[Stored data entries]
>>>>
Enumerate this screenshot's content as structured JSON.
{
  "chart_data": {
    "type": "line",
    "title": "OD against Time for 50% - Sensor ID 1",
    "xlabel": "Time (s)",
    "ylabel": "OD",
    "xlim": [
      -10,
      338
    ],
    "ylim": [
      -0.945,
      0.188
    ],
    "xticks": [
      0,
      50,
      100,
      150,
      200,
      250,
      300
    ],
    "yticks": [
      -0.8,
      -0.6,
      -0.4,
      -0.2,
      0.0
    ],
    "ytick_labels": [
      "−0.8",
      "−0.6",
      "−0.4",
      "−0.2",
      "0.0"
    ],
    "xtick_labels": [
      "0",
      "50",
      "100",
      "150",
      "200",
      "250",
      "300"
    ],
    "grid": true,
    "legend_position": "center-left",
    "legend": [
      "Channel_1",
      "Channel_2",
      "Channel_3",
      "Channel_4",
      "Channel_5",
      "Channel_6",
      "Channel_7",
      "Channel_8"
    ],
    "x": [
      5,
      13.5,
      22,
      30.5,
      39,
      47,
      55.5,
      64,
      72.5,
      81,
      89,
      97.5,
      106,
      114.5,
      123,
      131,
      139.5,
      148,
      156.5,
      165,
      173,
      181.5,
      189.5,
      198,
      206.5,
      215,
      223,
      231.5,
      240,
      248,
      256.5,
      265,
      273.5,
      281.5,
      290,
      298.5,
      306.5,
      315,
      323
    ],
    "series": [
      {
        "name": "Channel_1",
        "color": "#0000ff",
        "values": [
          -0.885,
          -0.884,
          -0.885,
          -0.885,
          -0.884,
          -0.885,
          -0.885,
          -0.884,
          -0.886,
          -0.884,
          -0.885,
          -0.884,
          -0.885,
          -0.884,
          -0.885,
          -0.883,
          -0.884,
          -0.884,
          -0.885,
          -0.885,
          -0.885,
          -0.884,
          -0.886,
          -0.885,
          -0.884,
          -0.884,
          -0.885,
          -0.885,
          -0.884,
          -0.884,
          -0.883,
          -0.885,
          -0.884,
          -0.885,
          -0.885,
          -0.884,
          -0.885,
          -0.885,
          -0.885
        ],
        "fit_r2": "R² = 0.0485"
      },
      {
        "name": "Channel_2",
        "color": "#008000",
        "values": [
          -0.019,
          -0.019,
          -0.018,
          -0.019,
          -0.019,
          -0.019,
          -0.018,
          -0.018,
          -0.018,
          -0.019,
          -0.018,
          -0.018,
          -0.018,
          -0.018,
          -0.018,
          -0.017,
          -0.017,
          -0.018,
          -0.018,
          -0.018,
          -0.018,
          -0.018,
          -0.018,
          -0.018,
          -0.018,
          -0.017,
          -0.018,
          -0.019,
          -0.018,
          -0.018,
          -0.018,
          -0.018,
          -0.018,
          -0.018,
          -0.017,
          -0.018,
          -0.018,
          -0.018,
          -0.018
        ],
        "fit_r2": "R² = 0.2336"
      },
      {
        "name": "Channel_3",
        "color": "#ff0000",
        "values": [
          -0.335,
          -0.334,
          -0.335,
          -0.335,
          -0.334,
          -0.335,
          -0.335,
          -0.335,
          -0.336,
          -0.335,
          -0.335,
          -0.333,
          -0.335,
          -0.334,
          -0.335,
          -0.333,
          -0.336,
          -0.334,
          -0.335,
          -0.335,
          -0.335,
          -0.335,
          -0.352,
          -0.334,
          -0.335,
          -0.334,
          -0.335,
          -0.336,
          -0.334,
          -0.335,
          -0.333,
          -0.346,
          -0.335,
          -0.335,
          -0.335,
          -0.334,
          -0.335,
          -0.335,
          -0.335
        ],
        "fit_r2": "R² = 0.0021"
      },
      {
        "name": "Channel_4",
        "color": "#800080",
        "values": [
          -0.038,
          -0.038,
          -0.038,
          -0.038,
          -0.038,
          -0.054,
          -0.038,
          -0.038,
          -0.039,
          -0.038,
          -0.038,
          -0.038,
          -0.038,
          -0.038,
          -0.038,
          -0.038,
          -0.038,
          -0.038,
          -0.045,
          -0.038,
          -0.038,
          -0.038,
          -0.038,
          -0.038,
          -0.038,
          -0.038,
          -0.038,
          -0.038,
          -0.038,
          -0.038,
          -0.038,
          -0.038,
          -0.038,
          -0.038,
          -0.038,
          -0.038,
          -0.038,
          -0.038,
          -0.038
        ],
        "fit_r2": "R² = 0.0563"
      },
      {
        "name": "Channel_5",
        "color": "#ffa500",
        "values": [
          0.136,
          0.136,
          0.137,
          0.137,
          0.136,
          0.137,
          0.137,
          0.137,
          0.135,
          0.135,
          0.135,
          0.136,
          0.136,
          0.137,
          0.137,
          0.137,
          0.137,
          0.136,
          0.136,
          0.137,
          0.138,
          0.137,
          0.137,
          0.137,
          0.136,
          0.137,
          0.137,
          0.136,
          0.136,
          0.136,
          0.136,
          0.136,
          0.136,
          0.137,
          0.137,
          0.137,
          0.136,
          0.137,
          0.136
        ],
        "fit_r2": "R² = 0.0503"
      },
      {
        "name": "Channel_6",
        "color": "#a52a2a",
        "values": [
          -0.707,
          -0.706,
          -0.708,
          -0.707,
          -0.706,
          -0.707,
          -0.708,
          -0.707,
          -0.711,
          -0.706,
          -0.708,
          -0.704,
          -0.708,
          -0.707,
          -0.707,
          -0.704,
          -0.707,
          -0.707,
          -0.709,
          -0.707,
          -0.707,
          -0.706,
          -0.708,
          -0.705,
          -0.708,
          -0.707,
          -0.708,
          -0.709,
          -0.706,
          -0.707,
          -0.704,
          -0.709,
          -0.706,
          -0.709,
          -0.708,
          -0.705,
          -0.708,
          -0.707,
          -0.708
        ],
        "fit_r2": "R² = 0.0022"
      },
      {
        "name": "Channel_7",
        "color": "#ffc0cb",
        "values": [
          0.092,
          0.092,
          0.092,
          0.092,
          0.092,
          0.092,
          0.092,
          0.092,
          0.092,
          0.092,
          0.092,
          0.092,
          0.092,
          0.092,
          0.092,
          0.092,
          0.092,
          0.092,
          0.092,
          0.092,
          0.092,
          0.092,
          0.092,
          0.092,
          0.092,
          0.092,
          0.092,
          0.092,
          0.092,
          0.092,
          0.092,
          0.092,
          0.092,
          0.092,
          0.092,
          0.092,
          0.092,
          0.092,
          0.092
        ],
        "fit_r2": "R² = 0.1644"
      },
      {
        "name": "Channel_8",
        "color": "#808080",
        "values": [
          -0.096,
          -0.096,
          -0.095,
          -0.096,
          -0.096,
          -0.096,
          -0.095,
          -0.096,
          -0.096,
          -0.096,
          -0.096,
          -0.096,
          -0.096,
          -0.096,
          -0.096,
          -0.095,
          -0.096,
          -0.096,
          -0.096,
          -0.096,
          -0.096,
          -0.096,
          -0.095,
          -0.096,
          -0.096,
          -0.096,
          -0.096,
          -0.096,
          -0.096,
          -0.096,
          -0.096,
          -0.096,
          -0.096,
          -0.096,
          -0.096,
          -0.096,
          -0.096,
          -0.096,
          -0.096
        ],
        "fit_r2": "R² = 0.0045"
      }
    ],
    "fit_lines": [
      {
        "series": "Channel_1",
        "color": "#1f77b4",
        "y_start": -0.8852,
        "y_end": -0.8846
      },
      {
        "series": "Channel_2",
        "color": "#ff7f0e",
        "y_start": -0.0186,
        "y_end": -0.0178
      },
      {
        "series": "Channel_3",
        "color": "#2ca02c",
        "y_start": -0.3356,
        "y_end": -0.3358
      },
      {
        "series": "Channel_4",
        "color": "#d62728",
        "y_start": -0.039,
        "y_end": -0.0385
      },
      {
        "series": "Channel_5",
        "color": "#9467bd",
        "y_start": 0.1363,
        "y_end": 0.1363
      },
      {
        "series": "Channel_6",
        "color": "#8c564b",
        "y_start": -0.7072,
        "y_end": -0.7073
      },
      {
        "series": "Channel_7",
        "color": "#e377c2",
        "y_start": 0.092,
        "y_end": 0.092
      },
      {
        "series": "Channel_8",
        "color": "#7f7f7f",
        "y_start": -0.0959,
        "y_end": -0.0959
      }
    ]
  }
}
<<<<
### Aim of the exercise
Going over the lines above, work out how many include "name", then give only that number.

### Output for this task
8